## Assignment 1
Reproduce the part of the methods section that begins at the words "Hormone assay" and stops after "were also calculated.".
## Assignment 2
For each statement about the methods section, answer yes or no according to whether it agrees with the text, and quote the words that decide it: (a) Blood samples were withdrawn at 10-min intervals. (b) The separated serum was stored at -80 C until assayed. (c) The rat LH RIA kit was supplied by Wako.
## Assignment 3
According to the methods section, at what speed and for how long were the collected blood samples centrifuged?

## Document section
Environmental procedure
The day before experiments, a SILASTIC brand (Dow Corning, Midland, MI) cannula was inserted into the jugular vein, under ether anesthesia. The distal end of the cannula was tunneled sc to the back of the neck. On the day of the experiment, the animals were moved to the experimental room and allowed to spend at least 2 h of adaptation period. A blood sample (100–150 µl) was withdrawn through the indwelling jugular cannula from freely moving animals, without anesthesia, at 5-min intervals for 4 h starting at 1200 h. After the withdrawal of each blood sample, an equal volume of heparinized saline (10 U/ml), in which erythrocytes were suspended, was replaced. At 1300 h, i.e. 1 h after the start of blood sampling, OVX and OVX/ADX animals were administered either saline (50 µl) or TNF- (R & D Systems, Minneapolis, MN; 1 µg/50 µl saline) through the indwelling jugular cannula. Corticosterone (Wako, Osaka, Japan; 10 mg/0.3 ml sesame oil) was sc injected into some of the OVX/ADX animals treated with TNF- at 1200 h. According to our preliminary study, this corticosterone treatment resulted in serum corticosterone levels of between 100–200 ng/ml within 1 h, which was maintained for at least 6 h thereafter. The collected blood samples were allowed to clot for 1–2 h at room temperature and were centrifuged at 5000 rpm for 15 min. The separated serum was stored at -80 C until assayed.

Hormone assay
The serum concentrations of LH were measured with a rat LH RIA kit (Amersham-Pharmacia Biotech, Piscataway, NJ). The intra- and interassay coefficients of variation (CVs) for LH assays, which were calculated from five replicated determinations for the pool of rat serum containing 12.9 ng/ml of LH, were 4.1% and 5.8%, respectively. Pulse detection was done based on the methods reported previously (17, 18, 19). Briefly, an LH pulse was defined when the CVs of LH values composing both the ascending and descending phases of each LH peak exceeded two times the corresponding intraassay CV. The pulse amplitude denoted the difference between the peak and the preceding nadir, and the pulse frequency denoted the number of pulses during each 1-h period. Overall mean LH concentrations during each 1-h period were also calculated.

## Given information
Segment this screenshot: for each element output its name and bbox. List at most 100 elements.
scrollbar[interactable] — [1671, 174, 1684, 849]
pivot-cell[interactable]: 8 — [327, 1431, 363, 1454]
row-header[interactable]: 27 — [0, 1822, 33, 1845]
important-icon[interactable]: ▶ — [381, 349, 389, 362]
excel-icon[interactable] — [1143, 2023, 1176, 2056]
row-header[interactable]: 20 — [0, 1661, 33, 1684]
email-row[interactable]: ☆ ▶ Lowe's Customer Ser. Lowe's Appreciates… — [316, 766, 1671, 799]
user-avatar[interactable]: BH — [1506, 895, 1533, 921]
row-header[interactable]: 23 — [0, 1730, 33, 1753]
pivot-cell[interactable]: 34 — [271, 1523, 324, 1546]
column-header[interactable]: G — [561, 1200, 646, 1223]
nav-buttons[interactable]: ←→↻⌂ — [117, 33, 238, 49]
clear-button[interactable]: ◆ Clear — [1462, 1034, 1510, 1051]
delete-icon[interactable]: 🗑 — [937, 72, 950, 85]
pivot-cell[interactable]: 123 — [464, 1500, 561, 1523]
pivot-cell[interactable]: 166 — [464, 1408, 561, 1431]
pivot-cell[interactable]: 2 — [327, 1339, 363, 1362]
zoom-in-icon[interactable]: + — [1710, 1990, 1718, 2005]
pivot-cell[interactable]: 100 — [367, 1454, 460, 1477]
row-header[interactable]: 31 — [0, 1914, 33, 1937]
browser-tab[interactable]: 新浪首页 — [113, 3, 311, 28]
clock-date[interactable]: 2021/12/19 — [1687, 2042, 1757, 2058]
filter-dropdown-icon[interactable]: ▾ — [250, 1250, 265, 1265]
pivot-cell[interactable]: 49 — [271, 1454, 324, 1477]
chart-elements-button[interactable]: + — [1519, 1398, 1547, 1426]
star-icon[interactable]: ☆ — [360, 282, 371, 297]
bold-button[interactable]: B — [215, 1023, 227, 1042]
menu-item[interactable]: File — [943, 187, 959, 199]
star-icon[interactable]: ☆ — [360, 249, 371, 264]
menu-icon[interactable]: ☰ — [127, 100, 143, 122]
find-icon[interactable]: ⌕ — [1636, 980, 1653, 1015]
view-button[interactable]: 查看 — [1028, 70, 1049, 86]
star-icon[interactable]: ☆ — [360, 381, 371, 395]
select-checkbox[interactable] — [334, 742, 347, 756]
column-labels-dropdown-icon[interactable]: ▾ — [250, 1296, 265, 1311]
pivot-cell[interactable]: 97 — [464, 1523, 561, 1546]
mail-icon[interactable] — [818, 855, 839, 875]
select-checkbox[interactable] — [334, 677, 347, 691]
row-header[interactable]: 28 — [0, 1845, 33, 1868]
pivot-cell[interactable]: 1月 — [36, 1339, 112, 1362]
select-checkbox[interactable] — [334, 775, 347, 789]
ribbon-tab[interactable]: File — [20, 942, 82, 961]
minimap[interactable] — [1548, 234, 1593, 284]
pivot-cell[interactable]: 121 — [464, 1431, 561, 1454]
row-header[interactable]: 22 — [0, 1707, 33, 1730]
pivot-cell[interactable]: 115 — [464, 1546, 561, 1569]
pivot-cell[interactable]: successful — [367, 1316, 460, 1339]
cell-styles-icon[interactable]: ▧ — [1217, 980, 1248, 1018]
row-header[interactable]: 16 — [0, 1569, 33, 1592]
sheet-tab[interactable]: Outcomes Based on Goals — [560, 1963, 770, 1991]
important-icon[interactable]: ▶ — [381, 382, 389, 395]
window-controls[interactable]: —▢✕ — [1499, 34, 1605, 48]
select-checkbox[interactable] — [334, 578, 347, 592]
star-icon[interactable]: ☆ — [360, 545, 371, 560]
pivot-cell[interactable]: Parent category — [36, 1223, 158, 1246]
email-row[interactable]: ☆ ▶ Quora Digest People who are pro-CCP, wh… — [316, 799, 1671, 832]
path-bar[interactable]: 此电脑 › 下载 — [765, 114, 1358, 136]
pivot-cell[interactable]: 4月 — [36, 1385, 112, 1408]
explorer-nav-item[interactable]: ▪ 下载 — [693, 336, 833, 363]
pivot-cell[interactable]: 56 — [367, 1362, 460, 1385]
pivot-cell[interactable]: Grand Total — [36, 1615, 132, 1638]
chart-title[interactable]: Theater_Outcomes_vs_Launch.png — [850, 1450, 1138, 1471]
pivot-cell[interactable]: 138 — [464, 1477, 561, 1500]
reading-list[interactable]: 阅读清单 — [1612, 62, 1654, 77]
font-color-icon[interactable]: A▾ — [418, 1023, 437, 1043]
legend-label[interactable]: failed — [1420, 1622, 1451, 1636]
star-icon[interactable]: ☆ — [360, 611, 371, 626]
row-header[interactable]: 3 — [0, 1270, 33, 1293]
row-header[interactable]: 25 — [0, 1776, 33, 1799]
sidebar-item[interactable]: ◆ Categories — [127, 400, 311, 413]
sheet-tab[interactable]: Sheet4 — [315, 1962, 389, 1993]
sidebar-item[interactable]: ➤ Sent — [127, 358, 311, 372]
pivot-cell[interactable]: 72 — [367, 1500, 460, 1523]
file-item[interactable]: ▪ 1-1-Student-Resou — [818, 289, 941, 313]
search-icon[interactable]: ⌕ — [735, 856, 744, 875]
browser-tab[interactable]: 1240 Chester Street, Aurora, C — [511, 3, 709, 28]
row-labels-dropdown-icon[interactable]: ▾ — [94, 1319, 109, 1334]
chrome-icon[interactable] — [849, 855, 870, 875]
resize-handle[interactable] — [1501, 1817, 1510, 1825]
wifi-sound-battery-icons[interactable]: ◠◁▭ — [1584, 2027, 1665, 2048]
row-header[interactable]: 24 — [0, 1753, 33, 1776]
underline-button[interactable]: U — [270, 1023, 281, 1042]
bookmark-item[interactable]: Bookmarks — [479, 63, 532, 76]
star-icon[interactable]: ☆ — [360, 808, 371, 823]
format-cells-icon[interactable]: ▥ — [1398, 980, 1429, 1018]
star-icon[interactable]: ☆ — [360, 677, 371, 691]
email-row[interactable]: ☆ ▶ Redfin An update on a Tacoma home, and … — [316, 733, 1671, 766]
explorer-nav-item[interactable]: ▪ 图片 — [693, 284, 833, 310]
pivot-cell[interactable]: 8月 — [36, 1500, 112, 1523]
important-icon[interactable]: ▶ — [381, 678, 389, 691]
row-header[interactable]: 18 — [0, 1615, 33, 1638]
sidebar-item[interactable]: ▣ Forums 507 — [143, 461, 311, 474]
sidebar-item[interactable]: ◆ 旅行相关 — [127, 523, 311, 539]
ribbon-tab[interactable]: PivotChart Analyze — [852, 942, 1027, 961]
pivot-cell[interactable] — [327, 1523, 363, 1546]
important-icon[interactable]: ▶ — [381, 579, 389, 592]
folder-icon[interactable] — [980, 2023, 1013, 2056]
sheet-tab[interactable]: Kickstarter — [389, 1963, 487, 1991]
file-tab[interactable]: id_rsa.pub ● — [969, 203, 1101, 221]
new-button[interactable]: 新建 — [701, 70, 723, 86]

## Response box 1
Hormone assay
The serum concentrations of LH were measured with a rat LH RIA kit (Amersham-Pharmacia Biotech, Piscataway, NJ). The intra- and interassay coefficients of variation (CVs) for LH assays, which were calculated from five replicated determinations for the pool of rat serum containing 12.9 ng/ml of LH, were 4.1% and 5.8%, respectively. Pulse detection was done based on the methods reported previously (17, 18, 19). Briefly, an LH pulse was defined when the CVs of LH values composing both the ascending and descending phases of each LH peak exceeded two times the corresponding intraassay CV. The pulse amplitude denoted the difference between the peak and the preceding nadir, and the pulse frequency denoted the number of pulses during each 1-h period. Overall mean LH concentrations during each 1-h period were also calculated.

## Response box 2
(a) No: "at 5-min intervals for 4 h starting at 1200 h"
(b) Yes: "The separated serum was stored at -80 C until assayed."
(c) No: "a rat LH RIA kit (Amersham-Pharmacia Biotech, Piscataway, NJ)"

## Response box 3
At 5000 rpm for 15 min.